_PROBLEM STATEMENT_
Skip the pictures. Copy all the rest of the records down exactly.

[Excerpts from a figure dataset]
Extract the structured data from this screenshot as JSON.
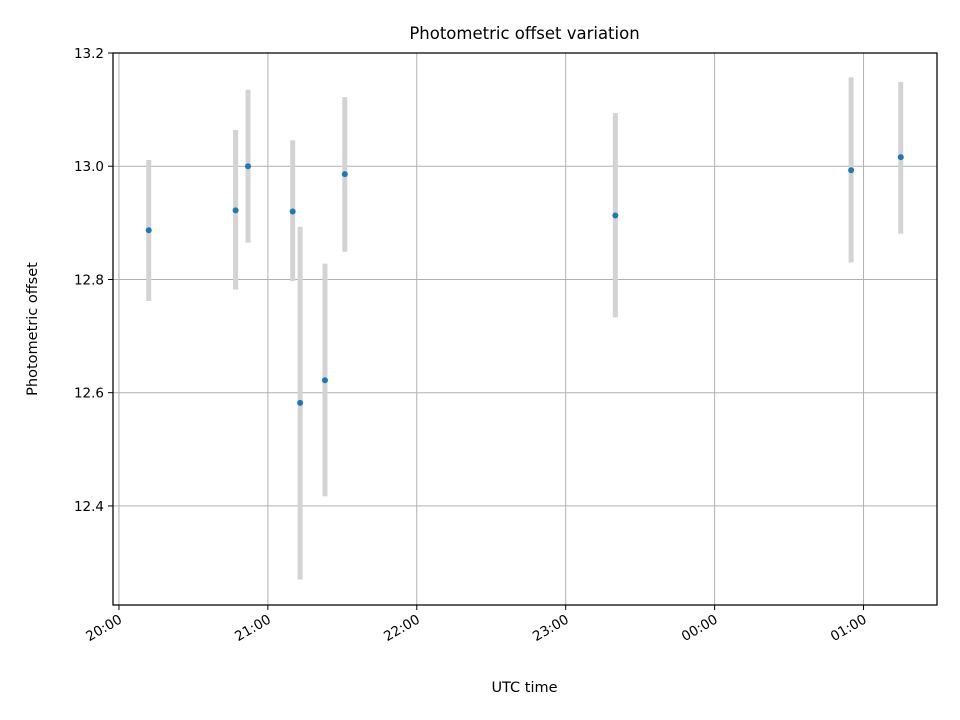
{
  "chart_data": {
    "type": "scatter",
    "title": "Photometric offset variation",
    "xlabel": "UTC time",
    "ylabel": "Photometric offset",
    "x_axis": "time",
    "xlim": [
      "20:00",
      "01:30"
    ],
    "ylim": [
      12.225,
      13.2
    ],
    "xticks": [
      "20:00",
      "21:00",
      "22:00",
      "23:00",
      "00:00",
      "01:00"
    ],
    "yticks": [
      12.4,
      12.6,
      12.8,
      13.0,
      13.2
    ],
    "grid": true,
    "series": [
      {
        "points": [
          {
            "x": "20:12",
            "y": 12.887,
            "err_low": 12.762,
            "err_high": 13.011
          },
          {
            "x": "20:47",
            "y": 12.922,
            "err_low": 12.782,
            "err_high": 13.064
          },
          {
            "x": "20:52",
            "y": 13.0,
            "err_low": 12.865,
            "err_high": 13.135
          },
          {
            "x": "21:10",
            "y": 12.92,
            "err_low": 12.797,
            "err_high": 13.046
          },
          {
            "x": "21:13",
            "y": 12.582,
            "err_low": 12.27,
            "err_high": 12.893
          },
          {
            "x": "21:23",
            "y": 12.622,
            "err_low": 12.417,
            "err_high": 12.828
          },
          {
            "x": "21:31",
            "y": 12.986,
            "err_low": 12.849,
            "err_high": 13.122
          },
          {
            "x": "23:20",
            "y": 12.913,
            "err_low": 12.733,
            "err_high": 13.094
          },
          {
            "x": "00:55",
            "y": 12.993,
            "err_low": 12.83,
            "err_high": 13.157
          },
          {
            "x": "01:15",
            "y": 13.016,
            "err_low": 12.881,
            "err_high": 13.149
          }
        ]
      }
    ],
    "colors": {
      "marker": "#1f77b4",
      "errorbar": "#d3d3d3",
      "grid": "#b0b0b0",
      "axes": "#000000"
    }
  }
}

_RESPONSE TO THIS EXERCISE_
Extract the structured data from this screenshot as JSON.
{
  "chart_data": {
    "type": "scatter",
    "title": "Photometric offset variation",
    "xlabel": "UTC time",
    "ylabel": "Photometric offset",
    "x_axis": "time",
    "xlim": [
      "20:00",
      "01:30"
    ],
    "ylim": [
      12.225,
      13.2
    ],
    "xticks": [
      "20:00",
      "21:00",
      "22:00",
      "23:00",
      "00:00",
      "01:00"
    ],
    "yticks": [
      12.4,
      12.6,
      12.8,
      13.0,
      13.2
    ],
    "grid": true,
    "series": [
      {
        "points": [
          {
            "x": "20:12",
            "y": 12.887,
            "err_low": 12.762,
            "err_high": 13.011
          },
          {
            "x": "20:47",
            "y": 12.922,
            "err_low": 12.782,
            "err_high": 13.064
          },
          {
            "x": "20:52",
            "y": 13.0,
            "err_low": 12.865,
            "err_high": 13.135
          },
          {
            "x": "21:10",
            "y": 12.92,
            "err_low": 12.797,
            "err_high": 13.046
          },
          {
            "x": "21:13",
            "y": 12.582,
            "err_low": 12.27,
            "err_high": 12.893
          },
          {
            "x": "21:23",
            "y": 12.622,
            "err_low": 12.417,
            "err_high": 12.828
          },
          {
            "x": "21:31",
            "y": 12.986,
            "err_low": 12.849,
            "err_high": 13.122
          },
          {
            "x": "23:20",
            "y": 12.913,
            "err_low": 12.733,
            "err_high": 13.094
          },
          {
            "x": "00:55",
            "y": 12.993,
            "err_low": 12.83,
            "err_high": 13.157
          },
          {
            "x": "01:15",
            "y": 13.016,
            "err_low": 12.881,
            "err_high": 13.149
          }
        ]
      }
    ],
    "colors": {
      "marker": "#1f77b4",
      "errorbar": "#d3d3d3",
      "grid": "#b0b0b0",
      "axes": "#000000"
    }
  }
}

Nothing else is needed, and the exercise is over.